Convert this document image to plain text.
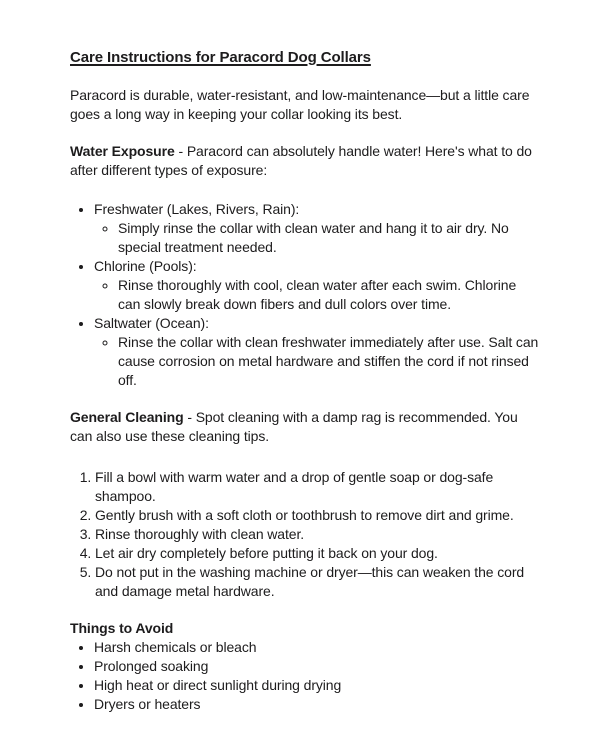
Care Instructions for Paracord Dog Collars

Paracord is durable, water-resistant, and low-maintenance—but a little care goes a long way in keeping your collar looking its best.

Water Exposure - Paracord can absolutely handle water! Here's what to do after different types of exposure:

• Freshwater (Lakes, Rivers, Rain):
◦ Simply rinse the collar with clean water and hang it to air dry. No special treatment needed.
• Chlorine (Pools):
◦ Rinse thoroughly with cool, clean water after each swim. Chlorine can slowly break down fibers and dull colors over time.
• Saltwater (Ocean):
◦ Rinse the collar with clean freshwater immediately after use. Salt can cause corrosion on metal hardware and stiffen the cord if not rinsed off.

General Cleaning - Spot cleaning with a damp rag is recommended. You can also use these cleaning tips.

1. Fill a bowl with warm water and a drop of gentle soap or dog-safe shampoo.
2. Gently brush with a soft cloth or toothbrush to remove dirt and grime.
3. Rinse thoroughly with clean water.
4. Let air dry completely before putting it back on your dog.
5. Do not put in the washing machine or dryer—this can weaken the cord and damage metal hardware.

Things to Avoid

• Harsh chemicals or bleach
• Prolonged soaking
• High heat or direct sunlight during drying
• Dryers or heaters
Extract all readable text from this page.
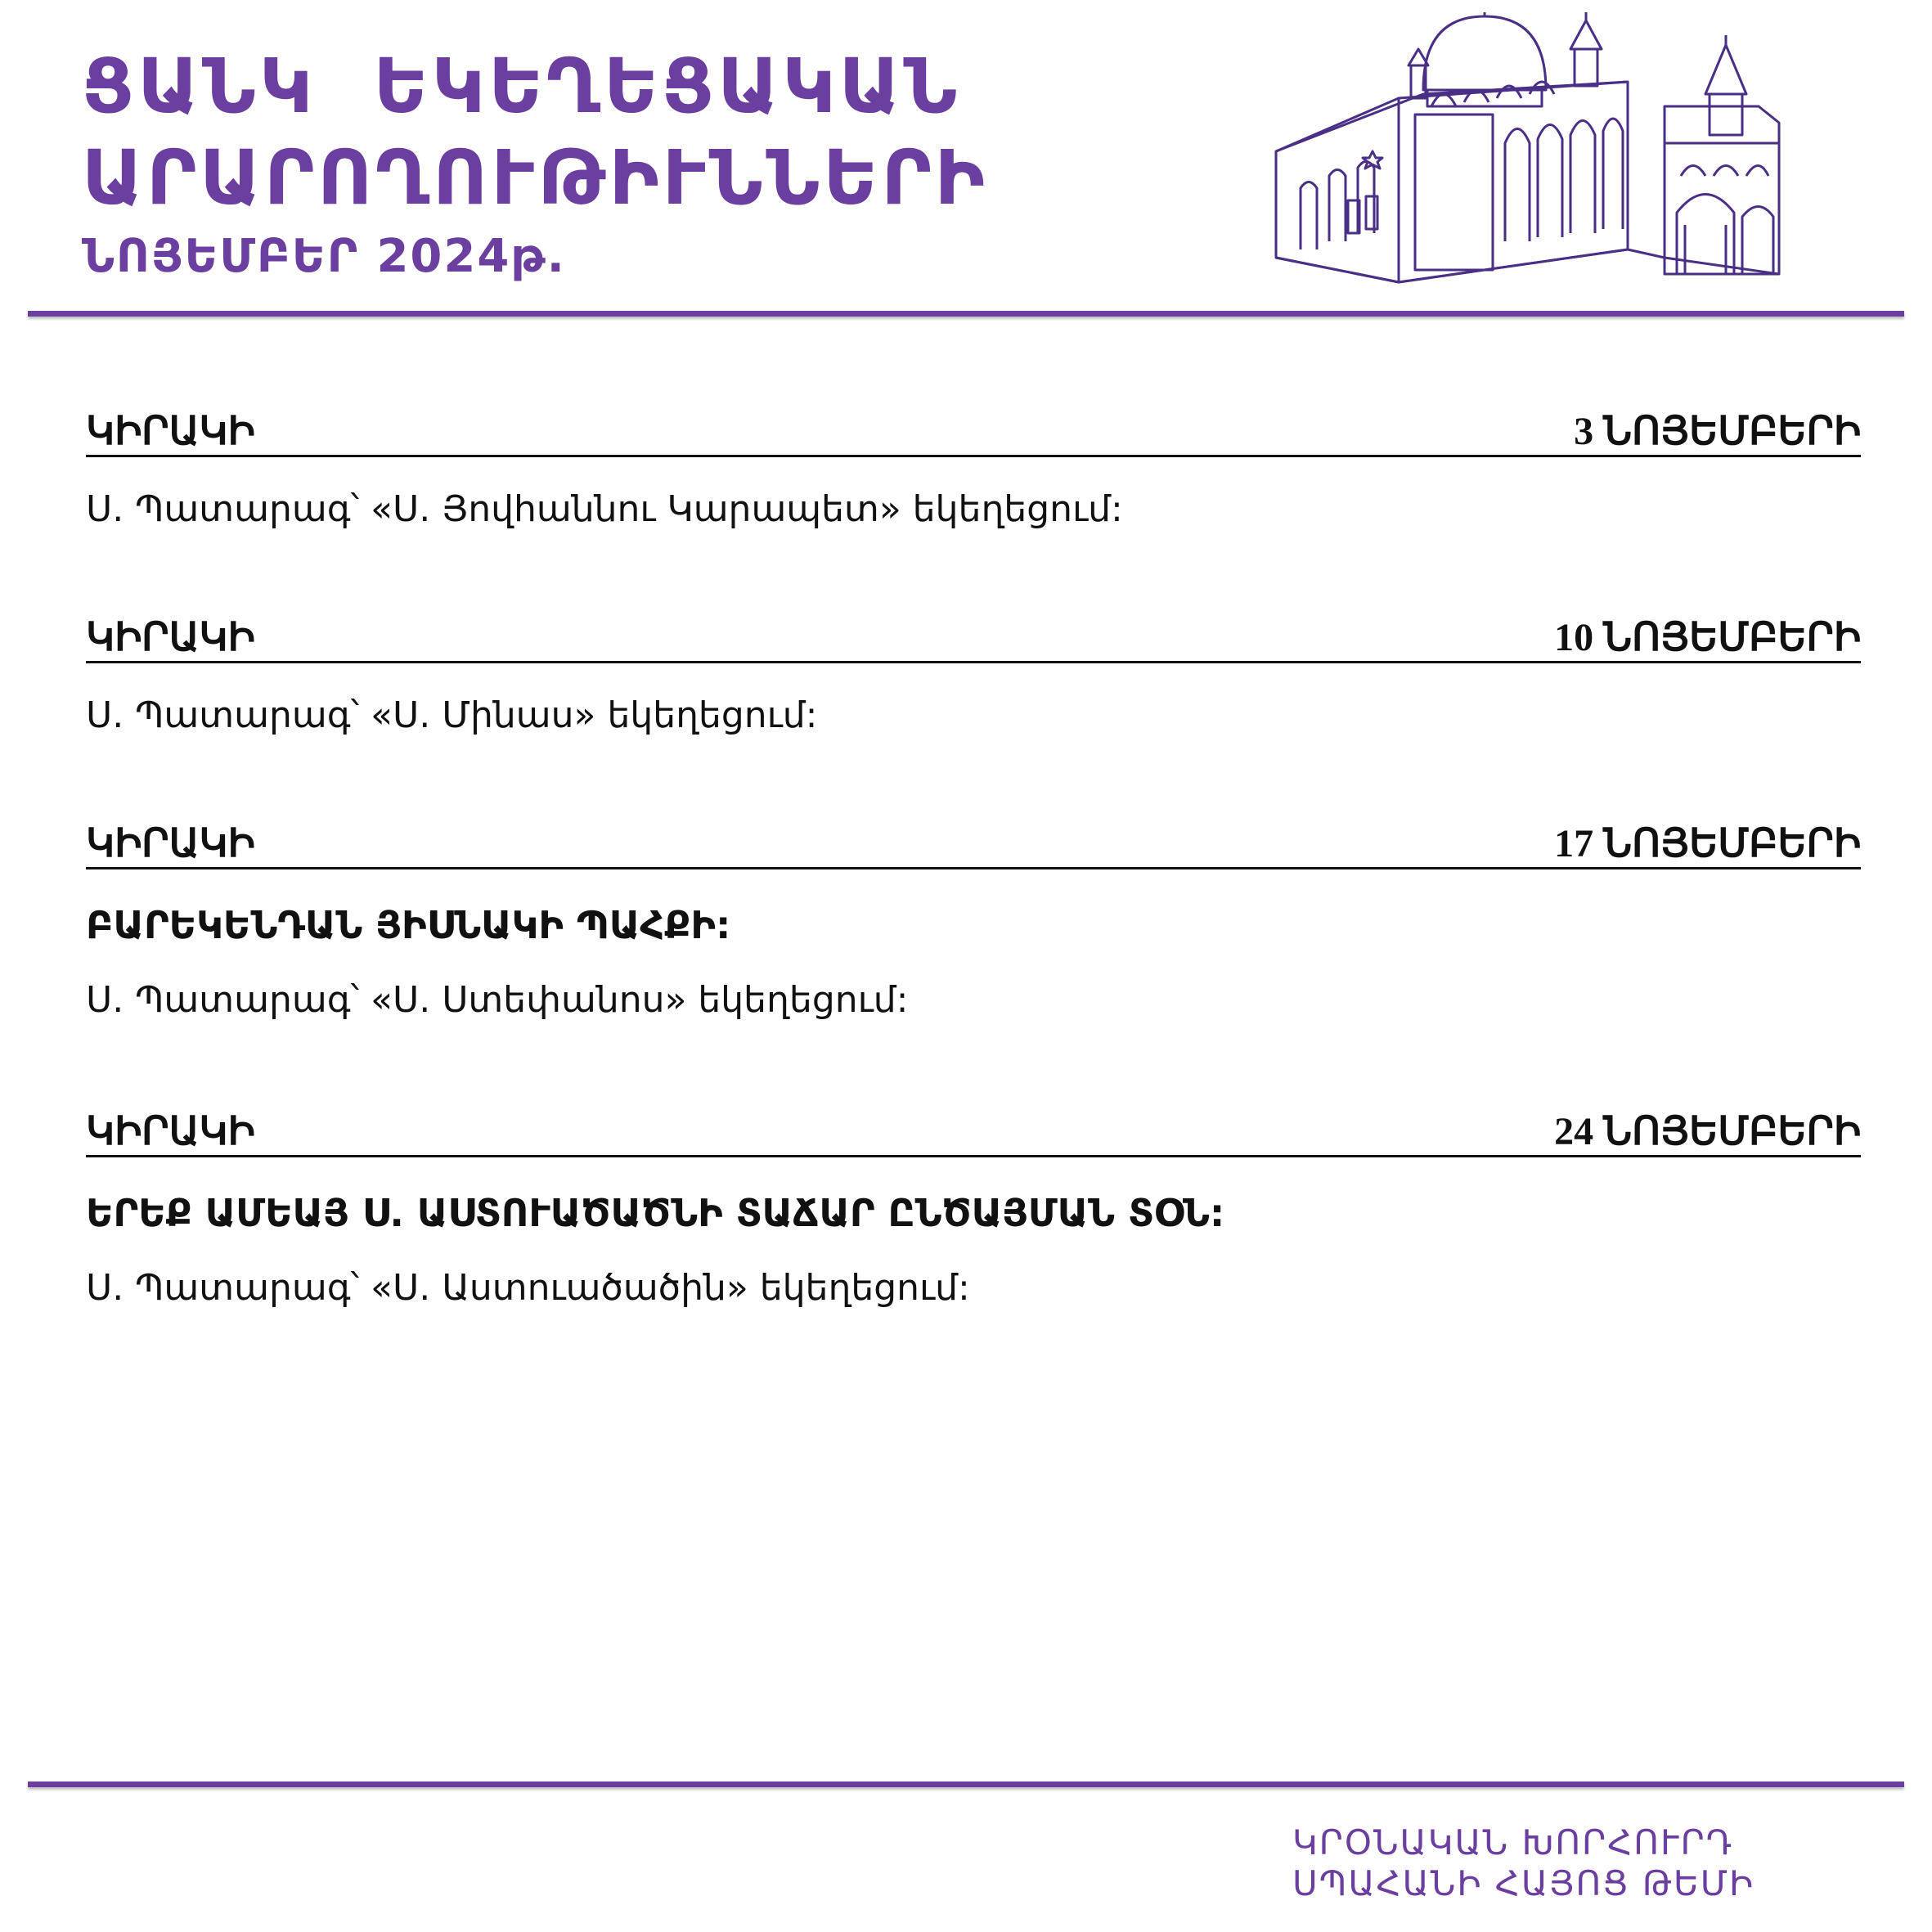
ՑԱՆԿ ԵԿԵՂԵՑԱԿԱՆ
ԱՐԱՐՈՂՈՒԹԻՒՆՆԵՐԻ
ՆՈՅԵՄԲԵՐ 2024թ.
ԿԻՐԱԿԻ	3 ՆՈՅԵՄԲԵՐԻ
Ս. Պատարագ՝ «Ս. Յովհաննու Կարապետ» եկեղեցում:
ԿԻՐԱԿԻ	10 ՆՈՅԵՄԲԵՐԻ
Ս. Պատարագ՝ «Ս. Մինաս» եկեղեցում:
ԿԻՐԱԿԻ	17 ՆՈՅԵՄԲԵՐԻ
ԲԱՐԵԿԵՆԴԱՆ ՅԻՍՆԱԿԻ ՊԱՀՔԻ:
Ս. Պատարագ՝ «Ս. Ստեփանոս» եկեղեցում:
ԿԻՐԱԿԻ	24 ՆՈՅԵՄԲԵՐԻ
ԵՐԵՔ ԱՄԵԱՅ Ս. ԱՍՏՈՒԱԾԱԾՆԻ ՏԱՃԱՐ ԸՆԾԱՅՄԱՆ ՏՕՆ:
Ս. Պատարագ՝ «Ս. Աստուածածին» եկեղեցում:
ԿՐՕՆԱԿԱՆ ԽՈՐՀՈՒՐԴ
ՍՊԱՀԱՆԻ ՀԱՅՈՑ ԹԵՄԻ
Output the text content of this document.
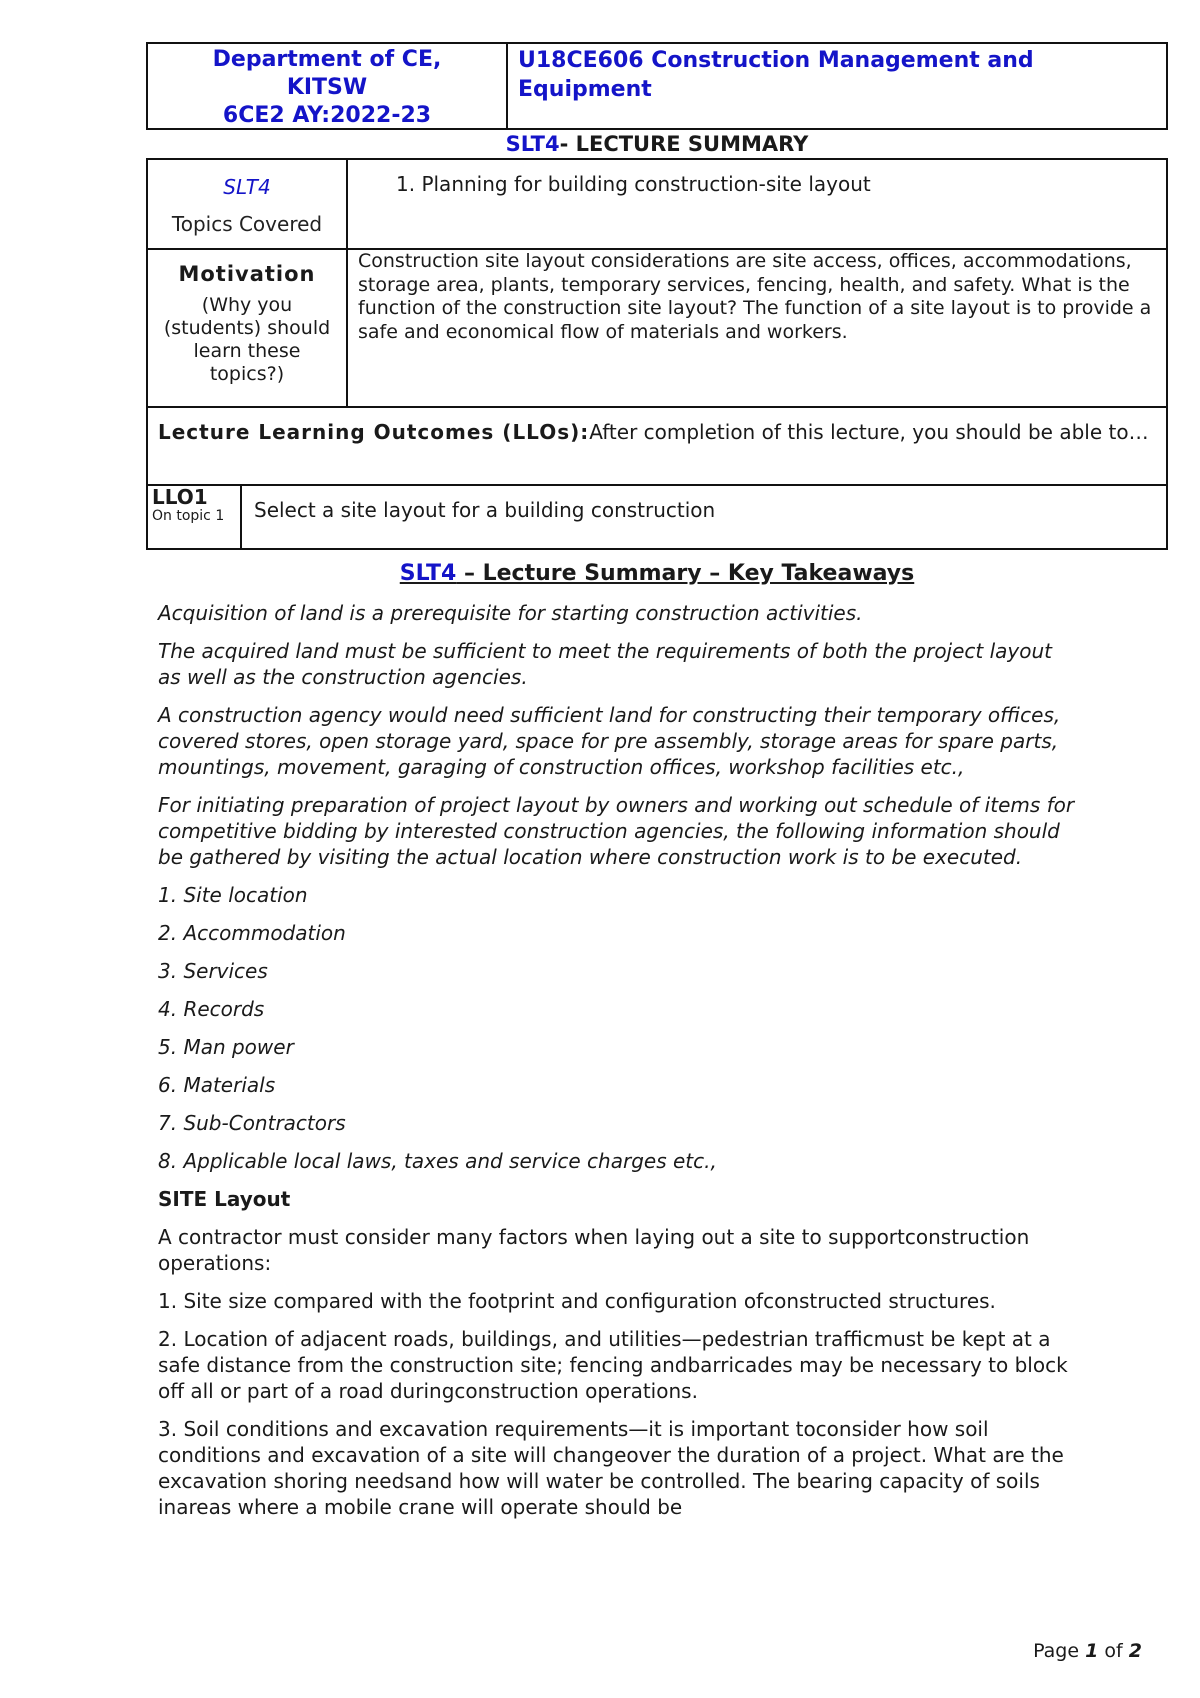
Department of CE,
KITSW
6CE2 AY:2022-23
U18CE606 Construction Management and Equipment
SLT4- LECTURE SUMMARY
SLT4
Topics Covered
1. Planning for building construction-site layout
Motivation
(Why you (students) should learn these topics?)
Construction site layout considerations are site access, offices, accommodations, storage area, plants, temporary services, fencing, health, and safety. What is the function of the construction site layout? The function of a site layout is to provide a safe and economical flow of materials and workers.
Lecture Learning Outcomes (LLOs):After completion of this lecture, you should be able to…
LLO1
On topic 1	Select a site layout for a building construction
SLT4 – Lecture Summary – Key Takeaways

Acquisition of land is a prerequisite for starting construction activities.

The acquired land must be sufficient to meet the requirements of both the project layout as well as the construction agencies.

A construction agency would need sufficient land for constructing their temporary offices, covered stores, open storage yard, space for pre assembly, storage areas for spare parts, mountings, movement, garaging of construction offices, workshop facilities etc.,

For initiating preparation of project layout by owners and working out schedule of items for competitive bidding by interested construction agencies, the following information should be gathered by visiting the actual location where construction work is to be executed.

1. Site location

2. Accommodation

3. Services

4. Records

5. Man power

6. Materials

7. Sub-Contractors

8. Applicable local laws, taxes and service charges etc.,

SITE Layout

A contractor must consider many factors when laying out a site to supportconstruction operations:

1. Site size compared with the footprint and configuration ofconstructed structures.

2. Location of adjacent roads, buildings, and utilities—pedestrian trafficmust be kept at a safe distance from the construction site; fencing andbarricades may be necessary to block off all or part of a road duringconstruction operations.

3. Soil conditions and excavation requirements—it is important toconsider how soil conditions and excavation of a site will changeover the duration of a project. What are the excavation shoring needsand how will water be controlled. The bearing capacity of soils inareas where a mobile crane will operate should be

Page 1 of 2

____

» WHAT NEEDS TO BE DONE: The word "safe" may occur in lines of the records. Report how many such lines there are, giving only the number.

» FINAL RESULT: 3